--- Written exercise ---
Your task is to reproduce the material exactly.

+++ Given information

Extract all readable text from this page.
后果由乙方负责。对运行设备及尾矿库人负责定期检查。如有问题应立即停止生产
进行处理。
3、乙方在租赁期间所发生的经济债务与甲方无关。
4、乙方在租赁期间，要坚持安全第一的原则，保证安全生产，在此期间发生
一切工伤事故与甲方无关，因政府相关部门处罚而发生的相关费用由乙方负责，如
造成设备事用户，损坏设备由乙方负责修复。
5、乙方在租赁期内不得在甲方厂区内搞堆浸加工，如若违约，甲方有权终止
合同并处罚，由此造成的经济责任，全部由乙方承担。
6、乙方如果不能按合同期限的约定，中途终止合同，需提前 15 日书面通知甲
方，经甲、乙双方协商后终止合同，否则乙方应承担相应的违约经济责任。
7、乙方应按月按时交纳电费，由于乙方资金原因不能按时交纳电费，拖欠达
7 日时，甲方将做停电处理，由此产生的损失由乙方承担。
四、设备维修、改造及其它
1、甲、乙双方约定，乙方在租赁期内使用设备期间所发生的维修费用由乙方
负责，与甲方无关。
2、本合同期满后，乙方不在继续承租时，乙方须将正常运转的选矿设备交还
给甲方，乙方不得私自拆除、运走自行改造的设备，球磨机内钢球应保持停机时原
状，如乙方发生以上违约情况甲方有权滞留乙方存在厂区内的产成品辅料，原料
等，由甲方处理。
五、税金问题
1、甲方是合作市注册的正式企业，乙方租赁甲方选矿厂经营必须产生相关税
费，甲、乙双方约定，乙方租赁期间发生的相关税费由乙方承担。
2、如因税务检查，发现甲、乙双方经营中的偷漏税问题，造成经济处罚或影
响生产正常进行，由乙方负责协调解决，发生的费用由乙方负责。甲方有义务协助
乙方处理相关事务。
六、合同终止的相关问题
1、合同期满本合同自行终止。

++++++

--- Correct answer ---
Extract all readable text from this page.
后果由乙方负责。对运行设备及尾矿库人负责定期检查。如有问题应立即停止生产
进行处理。
3、乙方在租赁期间所发生的经济债务与甲方无关。
4、乙方在租赁期间，要坚持安全第一的原则，保证安全生产，在此期间发生
一切工伤事故与甲方无关，因政府相关部门处罚而发生的相关费用由乙方负责，如
造成设备事用户，损坏设备由乙方负责修复。
5、乙方在租赁期内不得在甲方厂区内搞堆浸加工，如若违约，甲方有权终止
合同并处罚，由此造成的经济责任，全部由乙方承担。
6、乙方如果不能按合同期限的约定，中途终止合同，需提前 15 日书面通知甲
方，经甲、乙双方协商后终止合同，否则乙方应承担相应的违约经济责任。
7、乙方应按月按时交纳电费，由于乙方资金原因不能按时交纳电费，拖欠达
7 日时，甲方将做停电处理，由此产生的损失由乙方承担。
四、设备维修、改造及其它
1、甲、乙双方约定，乙方在租赁期内使用设备期间所发生的维修费用由乙方
负责，与甲方无关。
2、本合同期满后，乙方不在继续承租时，乙方须将正常运转的选矿设备交还
给甲方，乙方不得私自拆除、运走自行改造的设备，球磨机内钢球应保持停机时原
状，如乙方发生以上违约情况甲方有权滞留乙方存在厂区内的产成品辅料，原料
等，由甲方处理。
五、税金问题
1、甲方是合作市注册的正式企业，乙方租赁甲方选矿厂经营必须产生相关税
费，甲、乙双方约定，乙方租赁期间发生的相关税费由乙方承担。
2、如因税务检查，发现甲、乙双方经营中的偷漏税问题，造成经济处罚或影
响生产正常进行，由乙方负责协调解决，发生的费用由乙方负责。甲方有义务协助
乙方处理相关事务。
六、合同终止的相关问题
1、合同期满本合同自行终止。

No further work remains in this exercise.